> _Exercise set_
1. Answer these questions using the passage on Iran sanctions.
(a) In what year did Michael Ledeen make this argument?
(b) What food were ordinary Iranians unable to afford?
(c) According to Ledeen's quote, which two costs had the sanctions driven up?
2. Transcribe the passage on Iran sanctions word for word, between "This mentality isn’t" and "the government’s control.", inclusive.

> _Text block_
======

This mentality isn’t a recent phenomenon. Squeezing the Iranian people has been a goal for some time. FDD “freedom scholar” Michael Ledeen made this argument even more bluntly back in 2012 when he openly celebrated ordinary Iranians being unable to afford chickens, claimed this was largely the effect of sanctions, and applauded the fact that Iranians were blaming their leadership for hardships that were largely out of the government’s control.

“[T]here are a lot of very angry Iranians, who not surprisingly are blaming their government for this foul state of affairs,” wrote Ledeen. “In part, the government is blameless, since the cost of imports and the cost of feed grain have been driven up by the sanctions. But then again, the behavior of the government provoked the sanctions in the first place, and the singularly incompetent economic policies of the regime probably constitute the most important cause of the crisis.”

======

> _Records provided_
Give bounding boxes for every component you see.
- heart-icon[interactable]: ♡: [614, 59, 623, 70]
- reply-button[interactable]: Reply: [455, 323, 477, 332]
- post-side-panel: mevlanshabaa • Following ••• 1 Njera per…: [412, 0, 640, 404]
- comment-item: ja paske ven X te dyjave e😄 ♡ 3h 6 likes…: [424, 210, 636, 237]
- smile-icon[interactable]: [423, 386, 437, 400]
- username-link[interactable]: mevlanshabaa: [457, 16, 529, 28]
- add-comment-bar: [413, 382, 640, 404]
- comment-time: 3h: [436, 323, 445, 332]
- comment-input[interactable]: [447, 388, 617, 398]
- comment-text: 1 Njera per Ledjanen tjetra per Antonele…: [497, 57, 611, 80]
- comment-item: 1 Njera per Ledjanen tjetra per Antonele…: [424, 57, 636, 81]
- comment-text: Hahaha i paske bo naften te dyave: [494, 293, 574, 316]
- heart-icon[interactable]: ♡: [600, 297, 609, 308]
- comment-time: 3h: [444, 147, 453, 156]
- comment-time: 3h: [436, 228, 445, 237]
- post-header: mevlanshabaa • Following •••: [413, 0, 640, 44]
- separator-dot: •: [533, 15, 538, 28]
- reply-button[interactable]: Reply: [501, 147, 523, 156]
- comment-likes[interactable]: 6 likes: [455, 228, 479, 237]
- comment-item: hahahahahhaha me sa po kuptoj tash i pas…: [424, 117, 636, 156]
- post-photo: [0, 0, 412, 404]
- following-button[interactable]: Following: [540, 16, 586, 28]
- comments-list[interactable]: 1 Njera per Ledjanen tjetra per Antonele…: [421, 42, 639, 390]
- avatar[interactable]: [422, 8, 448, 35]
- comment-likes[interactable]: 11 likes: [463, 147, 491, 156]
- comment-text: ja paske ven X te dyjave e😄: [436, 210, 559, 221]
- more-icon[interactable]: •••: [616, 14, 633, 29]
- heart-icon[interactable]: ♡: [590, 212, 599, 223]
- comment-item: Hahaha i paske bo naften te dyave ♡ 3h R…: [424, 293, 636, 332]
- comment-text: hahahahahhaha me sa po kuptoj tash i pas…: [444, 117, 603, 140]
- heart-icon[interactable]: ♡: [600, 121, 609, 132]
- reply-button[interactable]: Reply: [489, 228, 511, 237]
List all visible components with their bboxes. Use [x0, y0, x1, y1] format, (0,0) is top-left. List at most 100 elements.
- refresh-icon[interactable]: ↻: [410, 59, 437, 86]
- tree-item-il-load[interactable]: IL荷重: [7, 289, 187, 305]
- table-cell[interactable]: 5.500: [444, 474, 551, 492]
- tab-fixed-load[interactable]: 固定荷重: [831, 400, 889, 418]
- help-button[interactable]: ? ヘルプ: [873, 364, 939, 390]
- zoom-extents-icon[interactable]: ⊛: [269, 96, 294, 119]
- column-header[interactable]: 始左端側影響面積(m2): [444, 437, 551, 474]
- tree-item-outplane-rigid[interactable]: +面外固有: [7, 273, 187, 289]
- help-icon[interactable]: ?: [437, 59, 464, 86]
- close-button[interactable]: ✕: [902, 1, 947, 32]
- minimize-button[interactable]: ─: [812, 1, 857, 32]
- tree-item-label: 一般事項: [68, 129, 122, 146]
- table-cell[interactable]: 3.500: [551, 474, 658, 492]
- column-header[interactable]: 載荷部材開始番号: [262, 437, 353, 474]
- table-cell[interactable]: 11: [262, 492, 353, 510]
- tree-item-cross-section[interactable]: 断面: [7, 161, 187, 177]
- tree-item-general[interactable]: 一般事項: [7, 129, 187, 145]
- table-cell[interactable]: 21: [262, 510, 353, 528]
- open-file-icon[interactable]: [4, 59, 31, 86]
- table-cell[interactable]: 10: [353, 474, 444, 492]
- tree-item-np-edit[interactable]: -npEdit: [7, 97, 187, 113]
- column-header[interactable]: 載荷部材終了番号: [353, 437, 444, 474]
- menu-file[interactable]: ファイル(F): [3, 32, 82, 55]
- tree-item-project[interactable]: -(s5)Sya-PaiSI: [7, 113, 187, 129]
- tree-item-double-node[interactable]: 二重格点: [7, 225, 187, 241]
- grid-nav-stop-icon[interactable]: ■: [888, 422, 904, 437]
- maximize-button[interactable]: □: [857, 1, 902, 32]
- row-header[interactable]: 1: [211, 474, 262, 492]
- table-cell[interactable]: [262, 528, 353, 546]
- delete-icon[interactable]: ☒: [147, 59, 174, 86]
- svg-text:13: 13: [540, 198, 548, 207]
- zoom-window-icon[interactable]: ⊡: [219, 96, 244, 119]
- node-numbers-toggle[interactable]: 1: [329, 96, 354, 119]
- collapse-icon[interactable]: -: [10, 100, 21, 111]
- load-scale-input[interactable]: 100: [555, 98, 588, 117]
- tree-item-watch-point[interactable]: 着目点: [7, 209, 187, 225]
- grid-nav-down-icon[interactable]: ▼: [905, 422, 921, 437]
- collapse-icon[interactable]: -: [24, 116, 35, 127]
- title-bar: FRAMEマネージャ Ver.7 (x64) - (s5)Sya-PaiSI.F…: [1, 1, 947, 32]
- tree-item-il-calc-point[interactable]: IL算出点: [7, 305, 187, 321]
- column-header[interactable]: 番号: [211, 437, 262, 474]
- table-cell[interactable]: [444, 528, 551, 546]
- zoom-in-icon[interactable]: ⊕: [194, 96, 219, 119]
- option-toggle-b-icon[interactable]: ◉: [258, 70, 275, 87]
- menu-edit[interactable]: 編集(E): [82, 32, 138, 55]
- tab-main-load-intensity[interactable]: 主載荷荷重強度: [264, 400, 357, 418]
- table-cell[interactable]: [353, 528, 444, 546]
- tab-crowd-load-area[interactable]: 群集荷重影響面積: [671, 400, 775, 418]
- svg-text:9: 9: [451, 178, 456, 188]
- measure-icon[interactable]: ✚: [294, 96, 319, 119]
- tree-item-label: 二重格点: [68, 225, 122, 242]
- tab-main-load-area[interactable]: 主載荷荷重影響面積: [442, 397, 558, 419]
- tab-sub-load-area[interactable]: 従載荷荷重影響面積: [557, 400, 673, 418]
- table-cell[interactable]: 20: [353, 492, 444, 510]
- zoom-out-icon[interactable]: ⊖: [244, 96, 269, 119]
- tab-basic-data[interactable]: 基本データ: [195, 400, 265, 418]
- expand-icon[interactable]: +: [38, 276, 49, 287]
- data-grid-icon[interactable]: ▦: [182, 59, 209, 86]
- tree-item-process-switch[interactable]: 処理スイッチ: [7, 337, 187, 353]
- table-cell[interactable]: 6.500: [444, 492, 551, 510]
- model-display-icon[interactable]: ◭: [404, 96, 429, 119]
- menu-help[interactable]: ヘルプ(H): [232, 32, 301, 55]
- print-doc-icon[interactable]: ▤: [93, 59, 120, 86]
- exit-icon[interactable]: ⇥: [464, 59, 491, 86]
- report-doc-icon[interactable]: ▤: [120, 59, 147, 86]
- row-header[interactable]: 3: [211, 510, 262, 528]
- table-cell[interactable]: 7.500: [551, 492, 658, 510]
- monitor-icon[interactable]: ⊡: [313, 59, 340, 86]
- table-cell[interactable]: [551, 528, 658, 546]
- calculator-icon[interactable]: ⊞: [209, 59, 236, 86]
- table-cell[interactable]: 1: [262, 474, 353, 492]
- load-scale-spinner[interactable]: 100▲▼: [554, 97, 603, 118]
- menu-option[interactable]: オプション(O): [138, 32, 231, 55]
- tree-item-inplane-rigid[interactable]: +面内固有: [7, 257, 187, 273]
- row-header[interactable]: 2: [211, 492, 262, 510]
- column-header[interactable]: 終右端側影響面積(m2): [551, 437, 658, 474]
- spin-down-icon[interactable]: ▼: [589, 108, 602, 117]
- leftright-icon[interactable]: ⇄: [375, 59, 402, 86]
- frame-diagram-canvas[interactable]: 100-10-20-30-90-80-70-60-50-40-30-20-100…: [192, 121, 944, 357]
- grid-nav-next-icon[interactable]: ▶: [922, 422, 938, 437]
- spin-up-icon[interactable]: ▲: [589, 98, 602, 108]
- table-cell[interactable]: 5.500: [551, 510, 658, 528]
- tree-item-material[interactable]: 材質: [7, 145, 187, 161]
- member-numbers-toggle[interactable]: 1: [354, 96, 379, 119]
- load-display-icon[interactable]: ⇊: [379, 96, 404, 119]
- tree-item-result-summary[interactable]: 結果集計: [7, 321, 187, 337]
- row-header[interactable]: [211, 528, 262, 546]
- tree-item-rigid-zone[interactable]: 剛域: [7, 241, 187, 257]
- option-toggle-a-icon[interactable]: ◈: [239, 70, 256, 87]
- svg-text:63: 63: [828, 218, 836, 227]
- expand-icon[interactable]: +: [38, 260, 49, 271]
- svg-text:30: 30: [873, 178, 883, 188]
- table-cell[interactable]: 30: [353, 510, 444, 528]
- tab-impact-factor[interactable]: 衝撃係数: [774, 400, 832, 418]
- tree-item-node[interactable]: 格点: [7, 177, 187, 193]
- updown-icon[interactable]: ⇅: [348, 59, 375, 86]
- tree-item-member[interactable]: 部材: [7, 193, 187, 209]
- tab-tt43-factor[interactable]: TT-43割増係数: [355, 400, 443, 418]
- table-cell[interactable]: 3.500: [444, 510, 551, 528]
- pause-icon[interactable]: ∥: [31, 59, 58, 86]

======

> _Answers for each item_
1.
(a) 2012
(b) Chickens
(c) The cost of imports and the cost of feed grain

2.
This mentality isn’t a recent phenomenon. Squeezing the Iranian people has been a goal for some time. FDD “freedom scholar” Michael Ledeen made this argument even more bluntly back in 2012 when he openly celebrated ordinary Iranians being unable to afford chickens, claimed this was largely the effect of sanctions, and applauded the fact that Iranians were blaming their leadership for hardships that were largely out of the government’s control.